** STATED PROBLEM **
Copy every line in which the string "ylabel" occurs.

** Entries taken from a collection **
==*==
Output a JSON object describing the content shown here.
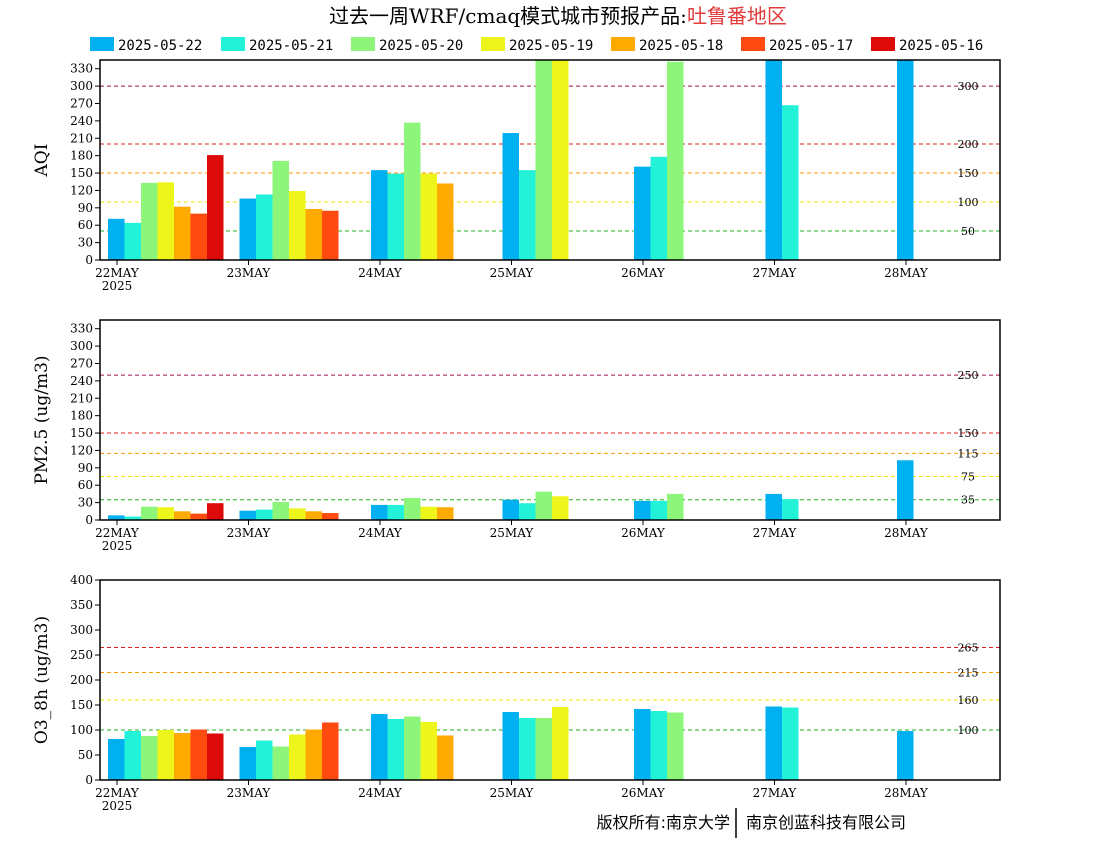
{
  "title": {
    "prefix": "过去一周WRF/cmaq模式城市预报产品:",
    "region": "吐鲁番地区",
    "region_color": "#e23b3b"
  },
  "footer": {
    "left": "版权所有:南京大学",
    "right": "南京创蓝科技有限公司"
  },
  "legend": [
    {
      "label": "2025-05-22",
      "color": "#00b0f0"
    },
    {
      "label": "2025-05-21",
      "color": "#22f2d8"
    },
    {
      "label": "2025-05-20",
      "color": "#8cf57a"
    },
    {
      "label": "2025-05-19",
      "color": "#eef51a"
    },
    {
      "label": "2025-05-18",
      "color": "#ffaa00"
    },
    {
      "label": "2025-05-17",
      "color": "#ff4a10"
    },
    {
      "label": "2025-05-16",
      "color": "#dd0a0a"
    }
  ],
  "chart_data": [
    {
      "type": "bar",
      "ylabel": "AQI",
      "ylim": [
        0,
        345
      ],
      "yticks": [
        0,
        30,
        60,
        90,
        120,
        150,
        180,
        210,
        240,
        270,
        300,
        330
      ],
      "categories": [
        "22MAY",
        "23MAY",
        "24MAY",
        "25MAY",
        "26MAY",
        "27MAY",
        "28MAY"
      ],
      "year_label": "2025",
      "thresholds": [
        {
          "value": 50,
          "label": "50",
          "color": "#22b222"
        },
        {
          "value": 100,
          "label": "100",
          "color": "#e8e800"
        },
        {
          "value": 150,
          "label": "150",
          "color": "#ff9a00"
        },
        {
          "value": 200,
          "label": "200",
          "color": "#dd2020"
        },
        {
          "value": 300,
          "label": "300",
          "color": "#a0105a"
        }
      ],
      "series": [
        {
          "name": "2025-05-22",
          "values": [
            71,
            106,
            155,
            219,
            161,
            350,
            350
          ]
        },
        {
          "name": "2025-05-21",
          "values": [
            64,
            113,
            149,
            155,
            178,
            267,
            null
          ]
        },
        {
          "name": "2025-05-20",
          "values": [
            133,
            171,
            237,
            350,
            342,
            null,
            null
          ]
        },
        {
          "name": "2025-05-19",
          "values": [
            134,
            119,
            149,
            350,
            null,
            null,
            null
          ]
        },
        {
          "name": "2025-05-18",
          "values": [
            92,
            88,
            132,
            null,
            null,
            null,
            null
          ]
        },
        {
          "name": "2025-05-17",
          "values": [
            80,
            85,
            null,
            null,
            null,
            null,
            null
          ]
        },
        {
          "name": "2025-05-16",
          "values": [
            181,
            null,
            null,
            null,
            null,
            null,
            null
          ]
        }
      ]
    },
    {
      "type": "bar",
      "ylabel": "PM2.5 (ug/m3)",
      "ylim": [
        0,
        345
      ],
      "yticks": [
        0,
        30,
        60,
        90,
        120,
        150,
        180,
        210,
        240,
        270,
        300,
        330
      ],
      "categories": [
        "22MAY",
        "23MAY",
        "24MAY",
        "25MAY",
        "26MAY",
        "27MAY",
        "28MAY"
      ],
      "year_label": "2025",
      "thresholds": [
        {
          "value": 35,
          "label": "35",
          "color": "#22b222"
        },
        {
          "value": 75,
          "label": "75",
          "color": "#e8e800"
        },
        {
          "value": 115,
          "label": "115",
          "color": "#ff9a00"
        },
        {
          "value": 150,
          "label": "150",
          "color": "#dd2020"
        },
        {
          "value": 250,
          "label": "250",
          "color": "#a0105a"
        }
      ],
      "series": [
        {
          "name": "2025-05-22",
          "values": [
            8,
            16,
            26,
            35,
            33,
            45,
            103
          ]
        },
        {
          "name": "2025-05-21",
          "values": [
            6,
            18,
            26,
            29,
            33,
            36,
            null
          ]
        },
        {
          "name": "2025-05-20",
          "values": [
            23,
            31,
            38,
            49,
            45,
            null,
            null
          ]
        },
        {
          "name": "2025-05-19",
          "values": [
            22,
            20,
            23,
            41,
            null,
            null,
            null
          ]
        },
        {
          "name": "2025-05-18",
          "values": [
            15,
            15,
            22,
            null,
            null,
            null,
            null
          ]
        },
        {
          "name": "2025-05-17",
          "values": [
            11,
            12,
            null,
            null,
            null,
            null,
            null
          ]
        },
        {
          "name": "2025-05-16",
          "values": [
            29,
            null,
            null,
            null,
            null,
            null,
            null
          ]
        }
      ]
    },
    {
      "type": "bar",
      "ylabel": "O3_8h (ug/m3)",
      "ylim": [
        0,
        400
      ],
      "yticks": [
        0,
        50,
        100,
        150,
        200,
        250,
        300,
        350,
        400
      ],
      "categories": [
        "22MAY",
        "23MAY",
        "24MAY",
        "25MAY",
        "26MAY",
        "27MAY",
        "28MAY"
      ],
      "year_label": "2025",
      "thresholds": [
        {
          "value": 100,
          "label": "100",
          "color": "#22b222"
        },
        {
          "value": 160,
          "label": "160",
          "color": "#e8e800"
        },
        {
          "value": 215,
          "label": "215",
          "color": "#ff9a00"
        },
        {
          "value": 265,
          "label": "265",
          "color": "#dd2020"
        }
      ],
      "series": [
        {
          "name": "2025-05-22",
          "values": [
            82,
            66,
            132,
            136,
            142,
            147,
            98
          ]
        },
        {
          "name": "2025-05-21",
          "values": [
            98,
            79,
            122,
            124,
            138,
            145,
            null
          ]
        },
        {
          "name": "2025-05-20",
          "values": [
            88,
            67,
            127,
            124,
            135,
            null,
            null
          ]
        },
        {
          "name": "2025-05-19",
          "values": [
            100,
            91,
            116,
            146,
            null,
            null,
            null
          ]
        },
        {
          "name": "2025-05-18",
          "values": [
            94,
            101,
            89,
            null,
            null,
            null,
            null
          ]
        },
        {
          "name": "2025-05-17",
          "values": [
            101,
            115,
            null,
            null,
            null,
            null,
            null
          ]
        },
        {
          "name": "2025-05-16",
          "values": [
            93,
            null,
            null,
            null,
            null,
            null,
            null
          ]
        }
      ]
    }
  ]
}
==*==
** WORKED SOLUTION **
      "ylabel": "AQI",
      "ylabel": "PM2.5 (ug/m3)",
      "ylabel": "O3_8h (ug/m3)",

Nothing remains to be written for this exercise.